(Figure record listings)
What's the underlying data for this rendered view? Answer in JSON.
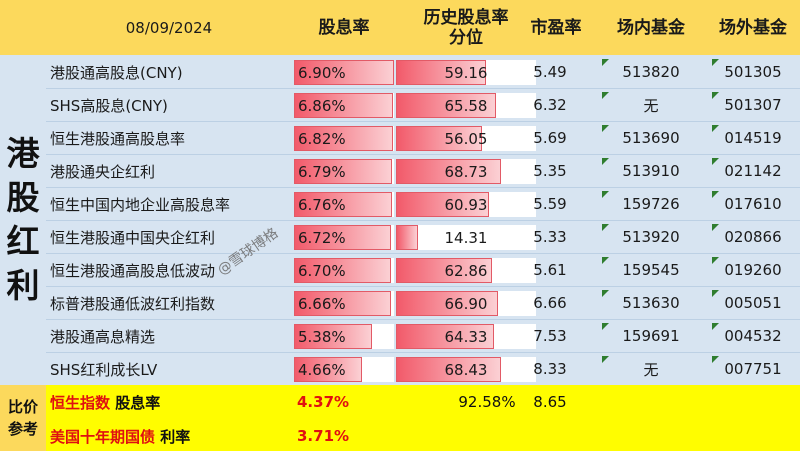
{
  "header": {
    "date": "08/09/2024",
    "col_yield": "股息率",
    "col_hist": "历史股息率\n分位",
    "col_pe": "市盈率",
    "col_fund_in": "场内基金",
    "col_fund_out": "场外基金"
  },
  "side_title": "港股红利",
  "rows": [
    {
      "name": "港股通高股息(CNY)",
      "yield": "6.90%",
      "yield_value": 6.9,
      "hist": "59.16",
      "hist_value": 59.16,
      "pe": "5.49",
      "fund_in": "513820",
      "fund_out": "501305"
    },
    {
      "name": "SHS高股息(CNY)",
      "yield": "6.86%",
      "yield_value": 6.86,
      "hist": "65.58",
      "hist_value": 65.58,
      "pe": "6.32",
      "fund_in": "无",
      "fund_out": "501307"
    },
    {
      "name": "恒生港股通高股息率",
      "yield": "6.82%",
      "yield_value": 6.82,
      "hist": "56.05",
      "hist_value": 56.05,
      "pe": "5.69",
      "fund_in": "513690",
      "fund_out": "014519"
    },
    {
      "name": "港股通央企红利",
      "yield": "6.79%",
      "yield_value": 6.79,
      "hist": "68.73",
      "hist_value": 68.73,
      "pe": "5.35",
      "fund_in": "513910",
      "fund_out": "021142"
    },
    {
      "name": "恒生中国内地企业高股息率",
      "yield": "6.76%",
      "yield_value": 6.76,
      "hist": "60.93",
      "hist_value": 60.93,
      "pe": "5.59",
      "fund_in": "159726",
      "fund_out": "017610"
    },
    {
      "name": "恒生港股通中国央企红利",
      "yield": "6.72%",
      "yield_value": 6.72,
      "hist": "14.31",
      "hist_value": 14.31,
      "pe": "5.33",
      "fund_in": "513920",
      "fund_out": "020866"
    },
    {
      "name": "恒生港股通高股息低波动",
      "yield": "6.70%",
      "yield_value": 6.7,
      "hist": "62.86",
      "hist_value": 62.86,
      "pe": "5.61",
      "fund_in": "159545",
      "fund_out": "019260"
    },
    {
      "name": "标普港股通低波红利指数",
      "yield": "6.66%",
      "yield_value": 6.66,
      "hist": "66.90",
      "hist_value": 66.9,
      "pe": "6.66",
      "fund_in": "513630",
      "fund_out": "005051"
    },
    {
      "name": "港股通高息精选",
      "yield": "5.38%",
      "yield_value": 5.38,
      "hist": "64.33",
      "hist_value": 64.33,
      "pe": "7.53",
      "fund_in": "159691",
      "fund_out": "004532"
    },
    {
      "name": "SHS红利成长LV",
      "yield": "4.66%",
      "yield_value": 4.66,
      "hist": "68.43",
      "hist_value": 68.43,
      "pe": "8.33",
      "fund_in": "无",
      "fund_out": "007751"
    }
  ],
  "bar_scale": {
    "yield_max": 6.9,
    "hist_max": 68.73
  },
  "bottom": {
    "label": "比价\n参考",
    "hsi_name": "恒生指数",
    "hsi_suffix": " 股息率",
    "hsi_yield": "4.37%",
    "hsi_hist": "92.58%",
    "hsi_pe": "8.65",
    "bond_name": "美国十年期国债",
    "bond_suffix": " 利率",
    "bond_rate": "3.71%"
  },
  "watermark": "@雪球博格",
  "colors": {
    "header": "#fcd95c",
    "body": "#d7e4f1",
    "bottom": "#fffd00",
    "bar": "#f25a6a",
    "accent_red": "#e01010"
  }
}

* * *

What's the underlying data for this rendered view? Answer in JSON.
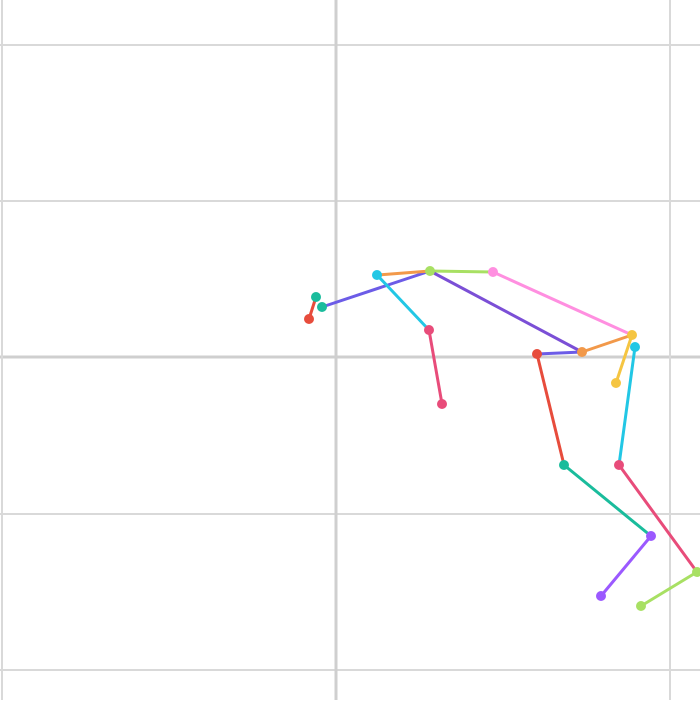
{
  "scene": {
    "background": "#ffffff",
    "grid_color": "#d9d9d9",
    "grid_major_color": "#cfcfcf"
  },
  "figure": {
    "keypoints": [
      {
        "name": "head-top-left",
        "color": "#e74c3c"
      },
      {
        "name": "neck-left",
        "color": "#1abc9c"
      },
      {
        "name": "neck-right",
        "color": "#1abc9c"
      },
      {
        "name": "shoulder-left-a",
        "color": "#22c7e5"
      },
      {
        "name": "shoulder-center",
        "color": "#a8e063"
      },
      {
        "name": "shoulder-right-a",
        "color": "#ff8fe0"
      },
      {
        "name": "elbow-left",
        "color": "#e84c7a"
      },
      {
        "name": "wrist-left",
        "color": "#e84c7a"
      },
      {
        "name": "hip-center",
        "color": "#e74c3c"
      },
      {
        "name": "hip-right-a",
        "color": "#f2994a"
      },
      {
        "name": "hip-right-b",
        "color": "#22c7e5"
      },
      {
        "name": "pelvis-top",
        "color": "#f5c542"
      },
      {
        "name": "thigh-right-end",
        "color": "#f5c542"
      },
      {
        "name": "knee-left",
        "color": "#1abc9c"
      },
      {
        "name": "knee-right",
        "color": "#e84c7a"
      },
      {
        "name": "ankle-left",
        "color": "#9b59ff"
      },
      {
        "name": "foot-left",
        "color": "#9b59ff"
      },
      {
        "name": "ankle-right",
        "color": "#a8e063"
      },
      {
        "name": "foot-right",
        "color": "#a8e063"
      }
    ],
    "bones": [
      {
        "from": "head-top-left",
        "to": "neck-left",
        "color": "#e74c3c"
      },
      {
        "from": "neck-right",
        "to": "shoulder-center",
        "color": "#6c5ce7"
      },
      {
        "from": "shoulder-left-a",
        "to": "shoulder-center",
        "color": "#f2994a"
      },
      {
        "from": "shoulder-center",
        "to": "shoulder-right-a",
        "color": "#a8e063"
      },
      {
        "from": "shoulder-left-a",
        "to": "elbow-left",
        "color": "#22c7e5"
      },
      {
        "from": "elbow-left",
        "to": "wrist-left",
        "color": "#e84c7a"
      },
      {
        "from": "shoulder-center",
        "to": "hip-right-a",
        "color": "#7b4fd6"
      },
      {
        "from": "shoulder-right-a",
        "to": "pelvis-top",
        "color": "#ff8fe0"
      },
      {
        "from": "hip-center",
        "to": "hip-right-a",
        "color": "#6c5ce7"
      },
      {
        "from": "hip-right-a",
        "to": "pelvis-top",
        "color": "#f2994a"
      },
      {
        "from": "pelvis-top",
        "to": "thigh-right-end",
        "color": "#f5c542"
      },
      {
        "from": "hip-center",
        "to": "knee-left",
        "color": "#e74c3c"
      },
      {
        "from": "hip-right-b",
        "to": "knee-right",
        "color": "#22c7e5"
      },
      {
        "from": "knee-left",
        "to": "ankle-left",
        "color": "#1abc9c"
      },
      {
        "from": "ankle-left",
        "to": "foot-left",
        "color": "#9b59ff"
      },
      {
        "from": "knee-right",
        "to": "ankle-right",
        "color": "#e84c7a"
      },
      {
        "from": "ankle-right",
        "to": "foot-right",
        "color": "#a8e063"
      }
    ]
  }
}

• **Task instructions**
Go through the records above and copy every line with the word "neck".

• **Full output**
        "name": "neck-left",
        "name": "neck-right",
        "to": "neck-left",
        "from": "neck-right",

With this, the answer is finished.